** Start of Listing **

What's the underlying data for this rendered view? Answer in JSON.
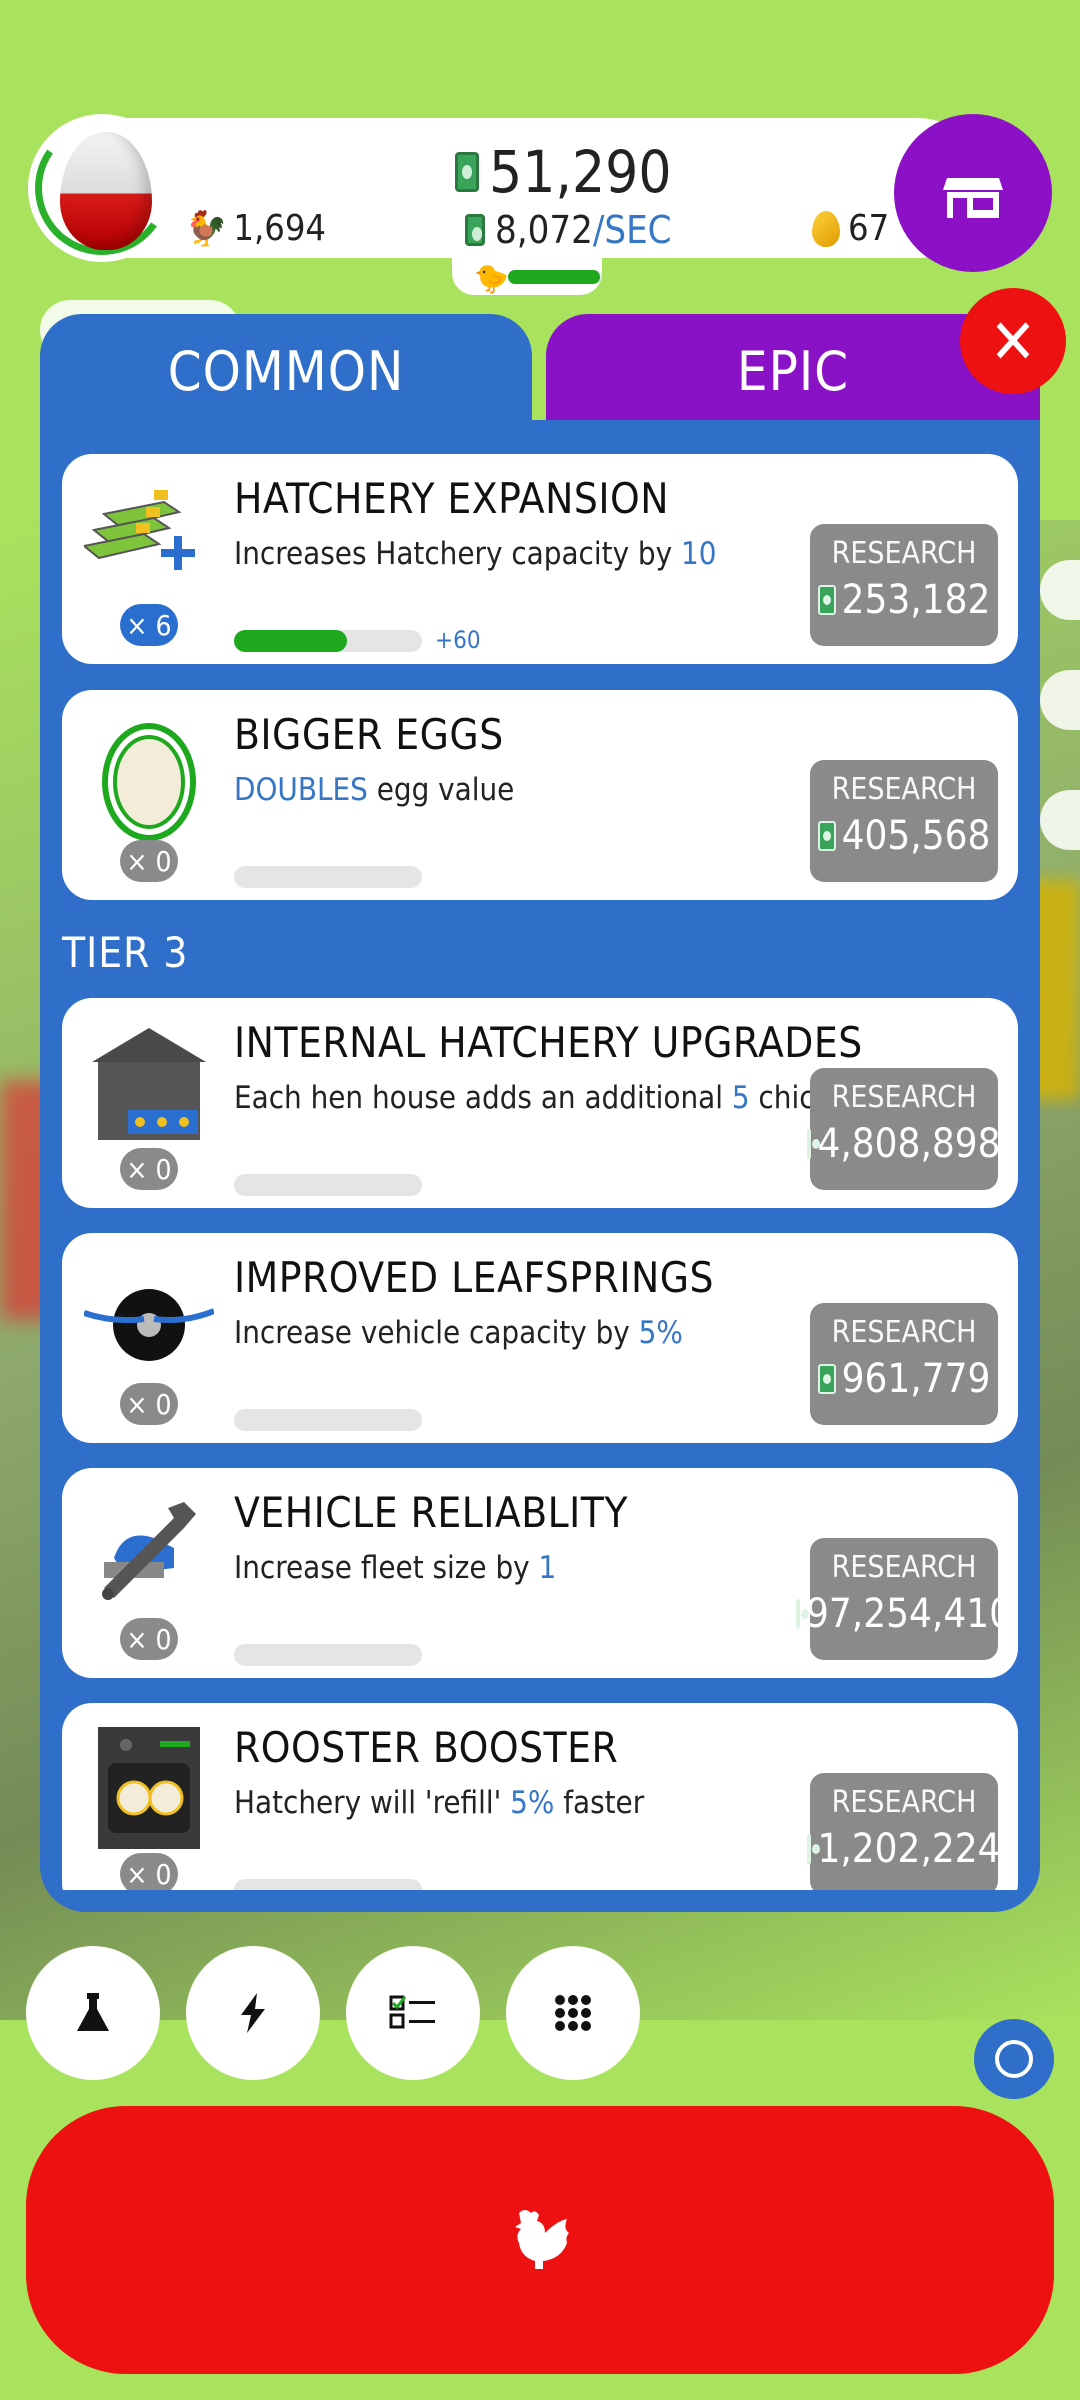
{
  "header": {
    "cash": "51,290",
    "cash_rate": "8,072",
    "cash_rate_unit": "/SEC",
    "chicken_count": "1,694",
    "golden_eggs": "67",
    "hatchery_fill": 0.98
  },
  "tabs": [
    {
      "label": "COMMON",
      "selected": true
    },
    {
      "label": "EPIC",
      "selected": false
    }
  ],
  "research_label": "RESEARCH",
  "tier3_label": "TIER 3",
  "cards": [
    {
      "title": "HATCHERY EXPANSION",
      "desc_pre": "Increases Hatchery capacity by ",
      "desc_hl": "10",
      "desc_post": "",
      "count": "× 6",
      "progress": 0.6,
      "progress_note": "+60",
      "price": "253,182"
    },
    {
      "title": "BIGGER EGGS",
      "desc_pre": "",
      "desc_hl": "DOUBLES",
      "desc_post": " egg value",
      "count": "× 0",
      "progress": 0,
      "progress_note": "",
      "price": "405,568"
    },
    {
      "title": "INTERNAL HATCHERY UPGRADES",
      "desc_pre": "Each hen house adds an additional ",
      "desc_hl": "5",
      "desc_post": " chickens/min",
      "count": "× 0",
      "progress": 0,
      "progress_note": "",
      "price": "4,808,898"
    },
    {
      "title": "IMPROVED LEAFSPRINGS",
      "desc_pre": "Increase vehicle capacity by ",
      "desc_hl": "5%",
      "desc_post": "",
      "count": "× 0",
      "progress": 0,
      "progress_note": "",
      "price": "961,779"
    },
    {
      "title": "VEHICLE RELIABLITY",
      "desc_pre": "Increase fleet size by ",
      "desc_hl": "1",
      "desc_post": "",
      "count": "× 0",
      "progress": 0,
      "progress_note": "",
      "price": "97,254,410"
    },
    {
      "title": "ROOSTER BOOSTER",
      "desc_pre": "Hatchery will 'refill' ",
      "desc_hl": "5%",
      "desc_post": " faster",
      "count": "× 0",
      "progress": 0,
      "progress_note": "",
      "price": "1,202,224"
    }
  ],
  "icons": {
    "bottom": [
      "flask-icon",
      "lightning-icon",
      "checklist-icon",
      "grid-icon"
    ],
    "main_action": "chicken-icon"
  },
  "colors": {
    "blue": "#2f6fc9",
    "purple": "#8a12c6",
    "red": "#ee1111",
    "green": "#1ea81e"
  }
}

** End of Listing **

Quote the entries in full. Any image among them is to be omitted from the copy.

§ Solution for this exercise
What's the underlying data for this rendered view? Answer in JSON.
{
  "header": {
    "cash": "51,290",
    "cash_rate": "8,072",
    "cash_rate_unit": "/SEC",
    "chicken_count": "1,694",
    "golden_eggs": "67",
    "hatchery_fill": 0.98
  },
  "tabs": [
    {
      "label": "COMMON",
      "selected": true
    },
    {
      "label": "EPIC",
      "selected": false
    }
  ],
  "research_label": "RESEARCH",
  "tier3_label": "TIER 3",
  "cards": [
    {
      "title": "HATCHERY EXPANSION",
      "desc_pre": "Increases Hatchery capacity by ",
      "desc_hl": "10",
      "desc_post": "",
      "count": "× 6",
      "progress": 0.6,
      "progress_note": "+60",
      "price": "253,182"
    },
    {
      "title": "BIGGER EGGS",
      "desc_pre": "",
      "desc_hl": "DOUBLES",
      "desc_post": " egg value",
      "count": "× 0",
      "progress": 0,
      "progress_note": "",
      "price": "405,568"
    },
    {
      "title": "INTERNAL HATCHERY UPGRADES",
      "desc_pre": "Each hen house adds an additional ",
      "desc_hl": "5",
      "desc_post": " chickens/min",
      "count": "× 0",
      "progress": 0,
      "progress_note": "",
      "price": "4,808,898"
    },
    {
      "title": "IMPROVED LEAFSPRINGS",
      "desc_pre": "Increase vehicle capacity by ",
      "desc_hl": "5%",
      "desc_post": "",
      "count": "× 0",
      "progress": 0,
      "progress_note": "",
      "price": "961,779"
    },
    {
      "title": "VEHICLE RELIABLITY",
      "desc_pre": "Increase fleet size by ",
      "desc_hl": "1",
      "desc_post": "",
      "count": "× 0",
      "progress": 0,
      "progress_note": "",
      "price": "97,254,410"
    },
    {
      "title": "ROOSTER BOOSTER",
      "desc_pre": "Hatchery will 'refill' ",
      "desc_hl": "5%",
      "desc_post": " faster",
      "count": "× 0",
      "progress": 0,
      "progress_note": "",
      "price": "1,202,224"
    }
  ],
  "icons": {
    "bottom": [
      "flask-icon",
      "lightning-icon",
      "checklist-icon",
      "grid-icon"
    ],
    "main_action": "chicken-icon"
  },
  "colors": {
    "blue": "#2f6fc9",
    "purple": "#8a12c6",
    "red": "#ee1111",
    "green": "#1ea81e"
  }
}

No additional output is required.